▶ [Tugas] Pilih setiap baris dalam bahan di bawah yang memuat kata "face", lalu salin baris-baris itu.

───── Data tugas ─────

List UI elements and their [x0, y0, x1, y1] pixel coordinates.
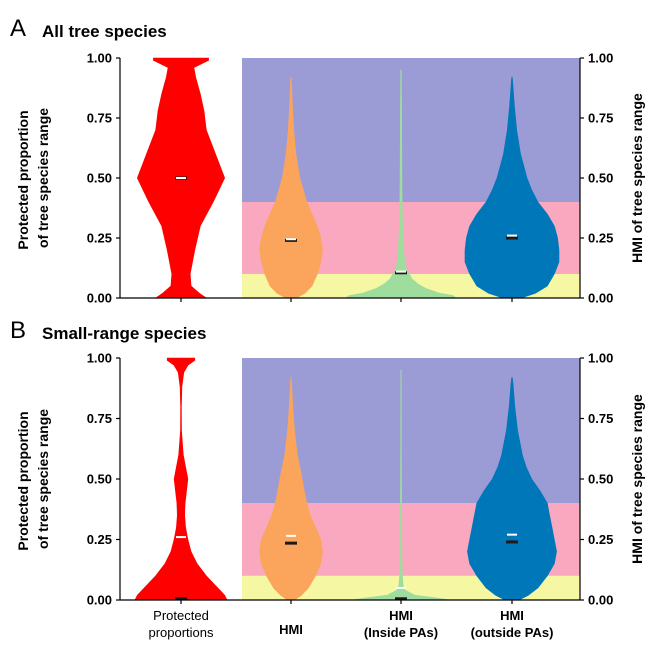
panel-a-violin-hmi-outside — [464, 76, 560, 299]
category-label-line: (outside PAs) — [471, 625, 554, 640]
panel-b-median-hmi-inside — [395, 597, 407, 601]
panel-b: B Small-range species 0.00 0.000.25 0.250.… — [10, 317, 645, 608]
panel-b-left-tick-label: 1.00 — [87, 351, 112, 366]
category-label-line: proportions — [148, 625, 214, 640]
panel-b-letter: B — [10, 317, 26, 344]
panel-b-left-tick-label: 0.25 — [87, 532, 112, 547]
panel-b-mean-hmi-inside — [396, 586, 406, 589]
panel-b-left-axis-title-line2: of tree species range — [35, 409, 51, 549]
panel-a-mean-hmi-inside — [396, 270, 406, 273]
panel-a-title: All tree species — [42, 22, 167, 41]
category-label-line: HMI — [279, 622, 303, 637]
panel-b-mean-hmi — [286, 534, 296, 537]
panel-a-median-hmi-outside — [506, 236, 518, 240]
panel-a-left-axis-title: Protected proportion of tree species ran… — [15, 106, 51, 249]
panel-b-right-axis-title: HMI of tree species range — [629, 394, 645, 564]
panel-a-violin-hmi-inside — [345, 69, 457, 299]
panel-a-right-tick-label: 0.75 — [588, 111, 613, 126]
panel-a-left-tick-label: 0.25 — [87, 231, 112, 246]
panel-b-violins — [134, 357, 557, 601]
panel-b-mean-protected — [176, 536, 186, 539]
category-label-line: Protected — [153, 608, 209, 623]
panel-b-right-tick-label: 0.25 — [588, 532, 613, 547]
panel-b-left-tick-label: 0.00 — [87, 593, 112, 608]
panel-b-left-axis-title: Protected proportion of tree species ran… — [15, 407, 51, 550]
panel-b-axes: 0.00 0.00 0.25 0.25 0.50 0.50 0.75 0.75 1.00 1.00 — [87, 351, 614, 608]
panel-b-right-tick-label: 0.75 — [588, 411, 613, 426]
panel-b-median-hmi-outside — [506, 540, 518, 544]
panel-b-title: Small-range species — [42, 324, 206, 343]
panel-a-mean-hmi — [286, 238, 296, 241]
category-label-hmi: HMI — [279, 622, 303, 637]
category-label-protected: Protected proportions — [148, 608, 214, 640]
panel-b-violin-hmi — [259, 377, 323, 601]
panel-b-violin-protected — [134, 357, 228, 601]
panel-b-mean-hmi-outside — [507, 533, 517, 536]
panel-a-letter: A — [10, 15, 26, 42]
panel-b-left-tick-label: 0.50 — [87, 472, 112, 487]
panel-a-left-axis-title-line1: Protected proportion — [15, 110, 31, 249]
panel-a-right-tick-label: 1.00 — [588, 51, 613, 66]
panel-a-axes: 0.00 0.00 0.25 0.25 0.50 0.50 0.75 0.75 1.00 1.00 — [87, 51, 614, 306]
category-label-line: (Inside PAs) — [364, 625, 438, 640]
panel-b-median-hmi — [285, 541, 297, 545]
panel-a-median-hmi-inside — [395, 271, 407, 275]
category-label-line: HMI — [389, 608, 413, 623]
panel-a-left-tick-label: 0.00 — [87, 291, 112, 306]
panel-a-left-tick-label: 0.50 — [87, 171, 112, 186]
panel-a-right-tick-label: 0.50 — [588, 171, 613, 186]
category-label-hmi-outside: HMI (outside PAs) — [471, 608, 554, 640]
panel-a-left-axis-title-line2: of tree species range — [35, 108, 51, 248]
panel-b-right-tick-label: 0.00 — [588, 593, 613, 608]
panel-a-right-tick-label: 0.00 — [588, 291, 613, 306]
panel-b-right-tick-label: 1.00 — [588, 351, 613, 366]
category-label-line: HMI — [500, 608, 524, 623]
panel-b-median-protected — [175, 597, 187, 601]
panel-a-right-axis-title: HMI of tree species range — [629, 93, 645, 263]
panel-b-left-tick-label: 0.75 — [87, 411, 112, 426]
panel-a-violins — [137, 57, 560, 299]
panel-a-median-hmi — [285, 238, 297, 242]
panel-a-left-tick-label: 0.75 — [87, 111, 112, 126]
panel-b-violin-hmi-outside — [467, 377, 557, 601]
panel-b-left-axis-title-line1: Protected proportion — [15, 411, 31, 550]
panel-a: A All tree species 0.00 0.000.25 0.250.50 0… — [10, 15, 645, 306]
category-label-hmi-inside: HMI (Inside PAs) — [364, 608, 438, 640]
panel-a-mean-protected — [176, 177, 186, 179]
panel-b-right-tick-label: 0.50 — [588, 472, 613, 487]
panel-a-mean-hmi-outside — [507, 234, 517, 237]
panel-a-right-tick-label: 0.25 — [588, 231, 613, 246]
panel-a-left-tick-label: 1.00 — [87, 51, 112, 66]
panel-a-violin-hmi — [259, 76, 323, 299]
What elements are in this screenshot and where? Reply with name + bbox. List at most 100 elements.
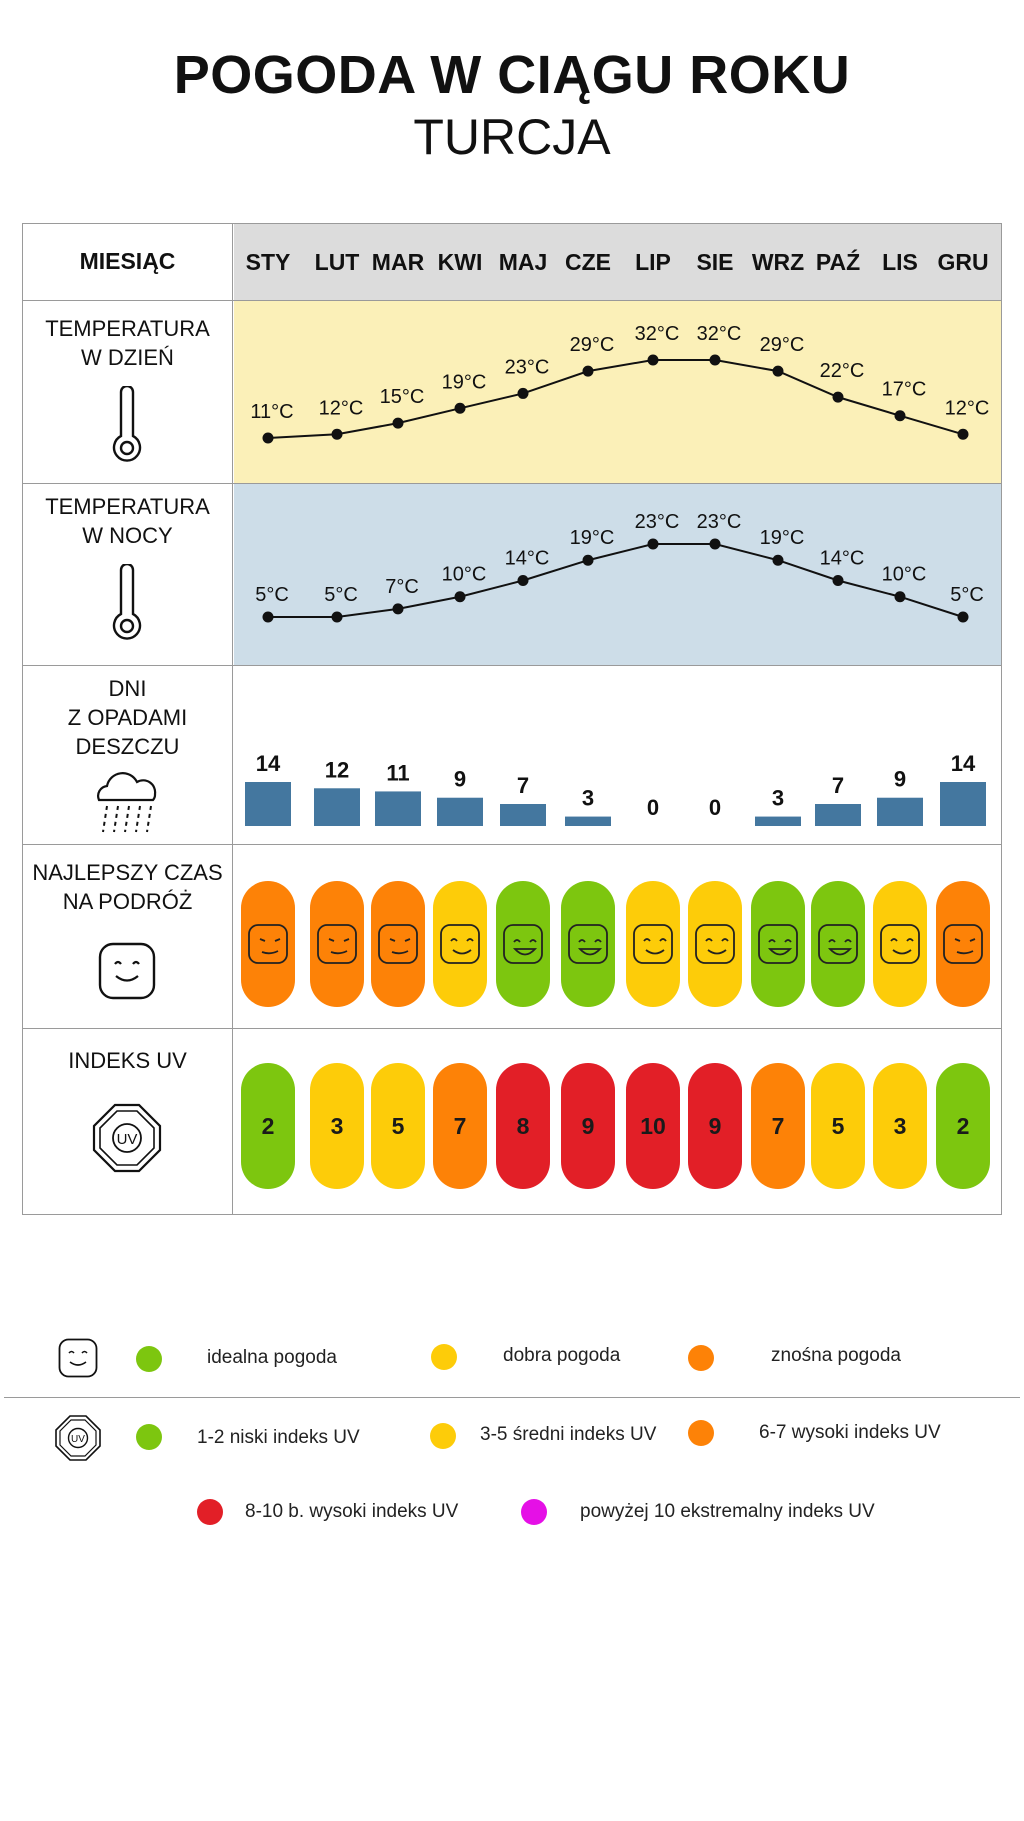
month-header-9: PAŹ	[815, 249, 861, 275]
month-header-1: LUT	[314, 249, 360, 275]
uv-pill: 9	[688, 1063, 742, 1189]
night-temp-data-label: 23°C	[635, 511, 680, 533]
night-temp-data-label: 5°C	[950, 584, 984, 606]
face-icon	[818, 924, 858, 964]
day-temp-data-label: 12°C	[319, 397, 364, 419]
legend-dot-uv-extreme	[521, 1499, 547, 1525]
thermometer-icon	[112, 386, 142, 462]
thermometer-icon	[112, 564, 142, 640]
rain-data-label: 7	[832, 773, 844, 798]
rain-bar	[245, 782, 291, 826]
month-header-band	[234, 224, 1001, 300]
legend-dot-uv-veryhigh	[197, 1499, 223, 1525]
month-header-6: LIP	[635, 249, 671, 275]
night-temp-point	[647, 538, 659, 550]
smiley-icon	[98, 942, 156, 1000]
best-time-pill	[241, 881, 295, 1007]
day-temp-data-label: 19°C	[442, 371, 487, 393]
best-time-pill	[496, 881, 550, 1007]
night-temp-label: TEMPERATURA W NOCY	[45, 494, 210, 548]
rain-cloud-icon	[97, 772, 157, 833]
best-time-pill	[751, 881, 805, 1007]
best-time-pill	[811, 881, 865, 1007]
month-header-2: MAR	[371, 249, 425, 275]
svg-text:UV: UV	[117, 1131, 138, 1148]
rain-data-label: 0	[647, 795, 659, 820]
uv-pill: 5	[371, 1063, 425, 1189]
night-temp-line	[268, 543, 964, 618]
row-divider	[23, 844, 1001, 845]
day-temp-data-label: 22°C	[820, 360, 865, 382]
best-time-pill	[561, 881, 615, 1007]
day-temp-data-label: 12°C	[945, 397, 990, 419]
legend-dot-uv-mid	[430, 1423, 456, 1449]
uv-pill: 3	[310, 1063, 364, 1189]
rain-bar	[314, 788, 360, 826]
day-temp-data-label: 11°C	[250, 401, 293, 423]
night-temp-data-label: 5°C	[324, 584, 358, 606]
face-icon	[317, 924, 357, 964]
rain-days-label: DNI Z OPADAMI DESZCZU	[67, 676, 188, 759]
day-temp-point	[894, 410, 906, 422]
day-temp-point	[832, 391, 844, 403]
day-temp-data-label: 29°C	[570, 334, 615, 356]
day-temp-point	[454, 402, 466, 414]
rain-data-label: 12	[325, 757, 349, 782]
uv-pill: 2	[936, 1063, 990, 1189]
rain-data-label: 3	[582, 786, 594, 811]
night-temp-point	[331, 611, 343, 623]
face-icon	[378, 924, 418, 964]
night-temp-data-label: 14°C	[820, 548, 865, 570]
row-divider	[23, 483, 1001, 484]
night-temp-point	[894, 591, 906, 603]
night-temp-data-label: 7°C	[385, 576, 419, 598]
weather-table: MIESIĄC TEMPERATURA W DZIEŃ TEMPERATURA W …	[22, 223, 1002, 1215]
month-header-5: CZE	[565, 249, 611, 275]
uv-pill: 2	[241, 1063, 295, 1189]
rain-bar	[565, 816, 611, 826]
month-header-7: SIE	[696, 249, 734, 275]
month-header-3: KWI	[437, 249, 483, 275]
page-title: POGODA W CIĄGU ROKU	[173, 45, 851, 105]
legend-label-good: dobra pogoda	[503, 1345, 621, 1366]
day-temp-point	[709, 354, 721, 366]
night-temp-data-label: 5°C	[255, 584, 289, 606]
month-header-label: MIESIĄC	[79, 248, 176, 274]
night-temp-data-label: 19°C	[760, 527, 805, 549]
night-temp-data-label: 10°C	[882, 564, 927, 586]
legend-dot-tolerable	[688, 1345, 714, 1371]
day-temp-point	[772, 365, 784, 377]
best-time-pill	[310, 881, 364, 1007]
best-time-pill	[936, 881, 990, 1007]
night-temp-band	[234, 484, 1001, 665]
night-temp-point	[454, 591, 466, 603]
uv-pill: 9	[561, 1063, 615, 1189]
day-temp-point	[582, 365, 594, 377]
rain-bar	[940, 782, 986, 826]
chart-canvas: 11°C 12°C 15°C 19°C 23°C 29°C 32°C 32°C 29°C 22°C…	[245, 323, 990, 826]
uv-pill: 7	[751, 1063, 805, 1189]
face-icon	[880, 924, 920, 964]
best-time-pill	[873, 881, 927, 1007]
uv-pill: 3	[873, 1063, 927, 1189]
legend-label-ideal: idealna pogoda	[207, 1347, 337, 1368]
month-header-4: MAJ	[498, 249, 548, 275]
rain-bar	[375, 791, 421, 826]
day-temp-line	[267, 359, 964, 439]
rain-data-label: 0	[709, 795, 721, 820]
legend-dot-uv-high	[688, 1420, 714, 1446]
uv-sun-icon: UV	[55, 1415, 101, 1461]
day-temp-data-label: 15°C	[380, 386, 425, 408]
uv-sun-icon: UV	[92, 1103, 162, 1173]
best-time-label: NAJLEPSZY CZAS NA PODRÓŻ	[32, 860, 223, 914]
day-temp-data-label: 32°C	[635, 323, 680, 345]
legend-label-uv-low: 1-2 niski indeks UV	[197, 1427, 360, 1448]
night-temp-data-label: 23°C	[697, 511, 742, 533]
legend-divider	[4, 1397, 1020, 1398]
night-temp-point	[709, 538, 721, 550]
night-temp-data-label: 14°C	[505, 548, 550, 570]
rain-data-label: 9	[454, 767, 466, 792]
uv-pill: 5	[811, 1063, 865, 1189]
rain-bar	[437, 797, 483, 826]
uv-pill: 7	[433, 1063, 487, 1189]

─────

▶ [Jawaban tugas]
face-icon	[818, 924, 858, 964]
face-icon	[317, 924, 357, 964]
face-icon	[378, 924, 418, 964]
face-icon	[880, 924, 920, 964]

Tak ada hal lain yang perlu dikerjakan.